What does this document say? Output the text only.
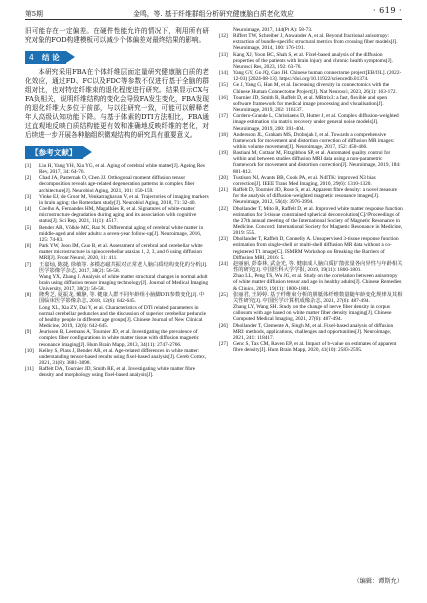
第5期	金鸣，等. 基于纤维群组分析研究健康脑白质老化效应	· 619 ·

旧可能存在一定偏差。在硬件性能允许的情况下，利用所有研究对象的FOD构建模板可以减少个体偏差对最终结果的影响。

4 结 论

本研究采用FBA在个体纤维层面定量研究健康脑白质的老化效应，通过FD、FC以及FDC等参数不仅进行基于全脑的群组对比，也对特定纤维束的退化程度进行研究。结果显示CX与FA负相关，说明纤维结构的变化会导致FA发生变化，FBA发现的退化纤维大多位于前部，与以往研究一致，可能可以解释老年人高级认知功能下降。与基于体素的DTI方法相比，FBA通过直观地反映白质结构能更有效和准确地反映纤维的老化，对后续进一步开展各种脑组织微观结构的研究具有重要意义。

【参考文献】
[1]	Liu H, Yang YH, Xia YG, et al. Aging of cerebral white matter[J]. Ageing Res Rev, 2017, 34: 64-76.
[2]	Chad JA, Pasternak O, Chen JJ. Orthogonal moment diffusion tensor decomposition reveals age-related degeneration patterns in complex fiber architecture[J]. Neurobiol Aging, 2021, 101: 150-159.
[3]	Vinke EJ, de Groot M, Venkatraghavan V, et al. Trajectories of imaging markers in brain aging: the Rotterdam study[J]. Neurobiol Aging, 2018, 71: 32-40.
[4]	Coelho A, Fernandes HM, Magalhães R, et al. Signatures of white-matter microstructure degradation during aging and its association with cognitive status[J]. Sci Rep, 2021, 11(1): 4517.
[5]	Bender AR, Völkle MC, Raz N. Differential aging of cerebral white matter in middle-aged and older adults: a seven-year follow-up[J]. Neuroimage, 2016, 125: 74-83.
[6]	Park YW, Joon IM, Guo B, et al. Assessment of cerebral and cerebellar white matter microstructure in spinocerebellar ataxias 1, 2, 3, and 6 using diffusion MRI[J]. Front Neurol, 2020, 11: 411.
[7]	王嘉灿, 陈捷, 徐敏等. 多模态磁共振对正常老人脑白质结构变化的分析[J]. 医学影像学杂志, 2017, 38(2): 56-58.
Wang YX, Zhang J. Analysis of white matter structural changes in normal adult brain using diffusion tensor imaging technology[J]. Journal of Medical Imaging University, 2017, 38(2): 56-58.
[8]	隆秀芝, 夏振龙, 戴静, 等. 健康人群不同年龄组小脑脚DTI参数变化[J]. 中国临床医学影像杂志, 2018, 12(6): 642-645.
Long XL, Xia ZY, Dai Y, et al. Characteristics of DTI related parameters in normal cerebellar peduncles and the discussion of superior cerebellar peduncle of healthy people in different age groups[J]. Chinese Journal of New Clinical Medicine, 2019, 12(6): 642-645.
[9]	Jeurissen B, Leemans A, Tournier JD, et al. Investigating the prevalence of complex fiber configurations in white matter tissue with diffusion magnetic resonance imaging[J]. Hum Brain Mapp, 2013, 34(11): 2747-2766.
[10] Kelley S, Plass J, Bender AR, et al. Age-related differences in white matter: understanding tensor-based results using fixel-based analysis[J]. Cereb Cortex, 2021, 31(8): 3881-3898.
[11]	Raffelt DA, Tournier JD, Smith RE, et al. Investigating white matter fibre density and morphology using fixel-based analysis[J].
Neuroimage, 2017, 144(Pt A): 58-73.
[12] Riffert TW, Schreiber J, Anwander A, et al. Beyond fractional anisotropy: extraction of bundle-specific structural metrics from crossing fiber models[J]. Neuroimage, 2014, 100: 176-191.
[13] Kang XJ, Yoon BC, Shah S, et al. Fixel-based analysis of the diffusion properties of the patients with brain injury and chronic health symptoms[J]. Neurosci Res, 2023, 192: 63-76.
[14] Yang GY, Go JQ, Gao JH. Chinese human connectome project[EB/OL]. (2022-12-03) [2024-08-13]. https://doi.org/10.11922/sciencedb.01374.
[15] Ge J, Yang G, Han M, et al. Increasing diversity in connectomics with the Chinese Human Connectome Project[J]. Nat Neurosci, 2023, 26(1): 163-172.
[16] Tournier JD, Smith R, Raffelt D, et al. MRtrix3: a fast, flexible and open software framework for medical image processing and visualisation[J]. Neuroimage, 2019, 202: 116137.
[17] Cordero-Grande L, Christiaens D, Hutter J, et al. Complex diffusion-weighted image estimation via matrix recovery under general noise models[J]. Neuroimage, 2019, 200: 391-404.
[18] Andersson JL, Graham MS, Drobnjak I, et al. Towards a comprehensive framework for movement and distortion correction of diffusion MR images: within volume movement[J]. Neuroimage, 2017, 152: 450-466.
[19] Bastiani M, Cottaar M, Fitzgibbon SP, et al. Automated quality control for within and between studies diffusion MRI data using a non-parametric framework for movement and distortion correction[J]. Neuroimage, 2019, 184: 801-812.
[20] Tustison NJ, Avants BB, Cook PA, et al. N4ITK: improved N3 bias correction[J]. IEEE Trans Med Imaging, 2010, 29(6): 1310-1320.
[21] Raffelt D, Tournier JD, Rose S, et al. Apparent fibre density: a novel measure for the analysis of diffusion-weighted magnetic resonance images[J]. Neuroimage, 2012, 59(4): 3976-3994.
[22] Dhollander T, Mito R, Raffelt D, et al. Improved white matter response function estimation for 3-tissue constrained spherical deconvolution[C]//Proceedings of the 27th annual meeting of the International Society of Magnetic Resonance in Medicine. Concord: International Society for Magnetic Resonance in Medicine, 2019: 555.
[23] Dhollander T, Raffelt D, Connelly A. Unsupervised 3-tissue response function estimation from single-shell or multi-shell diffusion MR data without a co-registered T1 image[C]. ISMRM Workshop on Breaking the Barriers of Diffusion MRI, 2016: 5.
[24] 赵丽丽, 彭泰林, 武金光, 等. 健康成人脑白质扩散张量各向异性与年龄相关性的研究[J]. 中国医科大学学报, 2019, 19(11): 1800-1801.
Zhao LL, Peng TS, Wu JG, et al. Study on the correlation between anisotropy of white matter diffusion tensor and age in healthy adults[J]. Chinese Remedies & Clinics, 2019, 19(11): 1800-1801.
[25] 张丽君, 王婷婷. 基于纤维束分析的胼胝体纤维数量随年龄变化规律及其相关性研究[J]. 中国医学计算机成像杂志, 2021, 27(6): 487-494.
Zhang LY, Wang SH. Study on the change of nerve fiber density in corpus callosum with age based on white matter fiber density imaging[J]. Chinese Computed Medical Imaging, 2021, 27(6): 487-494.
[26] Dhollander T, Clemente A, Singh M, et al. Fixel-based analysis of diffusion MRI: methods, applications, challenges and opportunities[J]. Neuroimage, 2021, 241: 118417.
[27] Genc S, Tax CM, Raven EP, et al. Impact of b-value on estimates of apparent fibre density[J]. Hum Brain Mapp, 2020, 41(10): 2583-2595.
（编辑：谭斯允）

※

TASK PROMPT. Output a verbatim copy of the entries and skip the pictures.

ANSWER AREA.
What does this document say? Output the text only.
第5期	金鸣，等. 基于纤维群组分析研究健康脑白质老化效应	· 619 ·

旧可能存在一定偏差。在硬件性能允许的情况下，利用所有研究对象的FOD构建模板可以减少个体偏差对最终结果的影响。

4 结 论

本研究采用FBA在个体纤维层面定量研究健康脑白质的老化效应，通过FD、FC以及FDC等参数不仅进行基于全脑的群组对比，也对特定纤维束的退化程度进行研究。结果显示CX与FA负相关，说明纤维结构的变化会导致FA发生变化，FBA发现的退化纤维大多位于前部，与以往研究一致，可能可以解释老年人高级认知功能下降。与基于体素的DTI方法相比，FBA通过直观地反映白质结构能更有效和准确地反映纤维的老化，对后续进一步开展各种脑组织微观结构的研究具有重要意义。

【参考文献】
[1]	Liu H, Yang YH, Xia YG, et al. Aging of cerebral white matter[J]. Ageing Res Rev, 2017, 34: 64-76.
[2]	Chad JA, Pasternak O, Chen JJ. Orthogonal moment diffusion tensor decomposition reveals age-related degeneration patterns in complex fiber architecture[J]. Neurobiol Aging, 2021, 101: 150-159.
[3]	Vinke EJ, de Groot M, Venkatraghavan V, et al. Trajectories of imaging markers in brain aging: the Rotterdam study[J]. Neurobiol Aging, 2018, 71: 32-40.
[4]	Coelho A, Fernandes HM, Magalhães R, et al. Signatures of white-matter microstructure degradation during aging and its association with cognitive status[J]. Sci Rep, 2021, 11(1): 4517.
[5]	Bender AR, Völkle MC, Raz N. Differential aging of cerebral white matter in middle-aged and older adults: a seven-year follow-up[J]. Neuroimage, 2016, 125: 74-83.
[6]	Park YW, Joon IM, Guo B, et al. Assessment of cerebral and cerebellar white matter microstructure in spinocerebellar ataxias 1, 2, 3, and 6 using diffusion MRI[J]. Front Neurol, 2020, 11: 411.
[7]	王嘉灿, 陈捷, 徐敏等. 多模态磁共振对正常老人脑白质结构变化的分析[J]. 医学影像学杂志, 2017, 38(2): 56-58.
Wang YX, Zhang J. Analysis of white matter structural changes in normal adult brain using diffusion tensor imaging technology[J]. Journal of Medical Imaging University, 2017, 38(2): 56-58.
[8]	隆秀芝, 夏振龙, 戴静, 等. 健康人群不同年龄组小脑脚DTI参数变化[J]. 中国临床医学影像杂志, 2018, 12(6): 642-645.
Long XL, Xia ZY, Dai Y, et al. Characteristics of DTI related parameters in normal cerebellar peduncles and the discussion of superior cerebellar peduncle of healthy people in different age groups[J]. Chinese Journal of New Clinical Medicine, 2019, 12(6): 642-645.
[9]	Jeurissen B, Leemans A, Tournier JD, et al. Investigating the prevalence of complex fiber configurations in white matter tissue with diffusion magnetic resonance imaging[J]. Hum Brain Mapp, 2013, 34(11): 2747-2766.
[10] Kelley S, Plass J, Bender AR, et al. Age-related differences in white matter: understanding tensor-based results using fixel-based analysis[J]. Cereb Cortex, 2021, 31(8): 3881-3898.
[11]	Raffelt DA, Tournier JD, Smith RE, et al. Investigating white matter fibre density and morphology using fixel-based analysis[J].
Neuroimage, 2017, 144(Pt A): 58-73.
[12] Riffert TW, Schreiber J, Anwander A, et al. Beyond fractional anisotropy: extraction of bundle-specific structural metrics from crossing fiber models[J]. Neuroimage, 2014, 100: 176-191.
[13] Kang XJ, Yoon BC, Shah S, et al. Fixel-based analysis of the diffusion properties of the patients with brain injury and chronic health symptoms[J]. Neurosci Res, 2023, 192: 63-76.
[14] Yang GY, Go JQ, Gao JH. Chinese human connectome project[EB/OL]. (2022-12-03) [2024-08-13]. https://doi.org/10.11922/sciencedb.01374.
[15] Ge J, Yang G, Han M, et al. Increasing diversity in connectomics with the Chinese Human Connectome Project[J]. Nat Neurosci, 2023, 26(1): 163-172.
[16] Tournier JD, Smith R, Raffelt D, et al. MRtrix3: a fast, flexible and open software framework for medical image processing and visualisation[J]. Neuroimage, 2019, 202: 116137.
[17] Cordero-Grande L, Christiaens D, Hutter J, et al. Complex diffusion-weighted image estimation via matrix recovery under general noise models[J]. Neuroimage, 2019, 200: 391-404.
[18] Andersson JL, Graham MS, Drobnjak I, et al. Towards a comprehensive framework for movement and distortion correction of diffusion MR images: within volume movement[J]. Neuroimage, 2017, 152: 450-466.
[19] Bastiani M, Cottaar M, Fitzgibbon SP, et al. Automated quality control for within and between studies diffusion MRI data using a non-parametric framework for movement and distortion correction[J]. Neuroimage, 2019, 184: 801-812.
[20] Tustison NJ, Avants BB, Cook PA, et al. N4ITK: improved N3 bias correction[J]. IEEE Trans Med Imaging, 2010, 29(6): 1310-1320.
[21] Raffelt D, Tournier JD, Rose S, et al. Apparent fibre density: a novel measure for the analysis of diffusion-weighted magnetic resonance images[J]. Neuroimage, 2012, 59(4): 3976-3994.
[22] Dhollander T, Mito R, Raffelt D, et al. Improved white matter response function estimation for 3-tissue constrained spherical deconvolution[C]//Proceedings of the 27th annual meeting of the International Society of Magnetic Resonance in Medicine. Concord: International Society for Magnetic Resonance in Medicine, 2019: 555.
[23] Dhollander T, Raffelt D, Connelly A. Unsupervised 3-tissue response function estimation from single-shell or multi-shell diffusion MR data without a co-registered T1 image[C]. ISMRM Workshop on Breaking the Barriers of Diffusion MRI, 2016: 5.
[24] 赵丽丽, 彭泰林, 武金光, 等. 健康成人脑白质扩散张量各向异性与年龄相关性的研究[J]. 中国医科大学学报, 2019, 19(11): 1800-1801.
Zhao LL, Peng TS, Wu JG, et al. Study on the correlation between anisotropy of white matter diffusion tensor and age in healthy adults[J]. Chinese Remedies & Clinics, 2019, 19(11): 1800-1801.
[25] 张丽君, 王婷婷. 基于纤维束分析的胼胝体纤维数量随年龄变化规律及其相关性研究[J]. 中国医学计算机成像杂志, 2021, 27(6): 487-494.
Zhang LY, Wang SH. Study on the change of nerve fiber density in corpus callosum with age based on white matter fiber density imaging[J]. Chinese Computed Medical Imaging, 2021, 27(6): 487-494.
[26] Dhollander T, Clemente A, Singh M, et al. Fixel-based analysis of diffusion MRI: methods, applications, challenges and opportunities[J]. Neuroimage, 2021, 241: 118417.
[27] Genc S, Tax CM, Raven EP, et al. Impact of b-value on estimates of apparent fibre density[J]. Hum Brain Mapp, 2020, 41(10): 2583-2595.
（编辑：谭斯允）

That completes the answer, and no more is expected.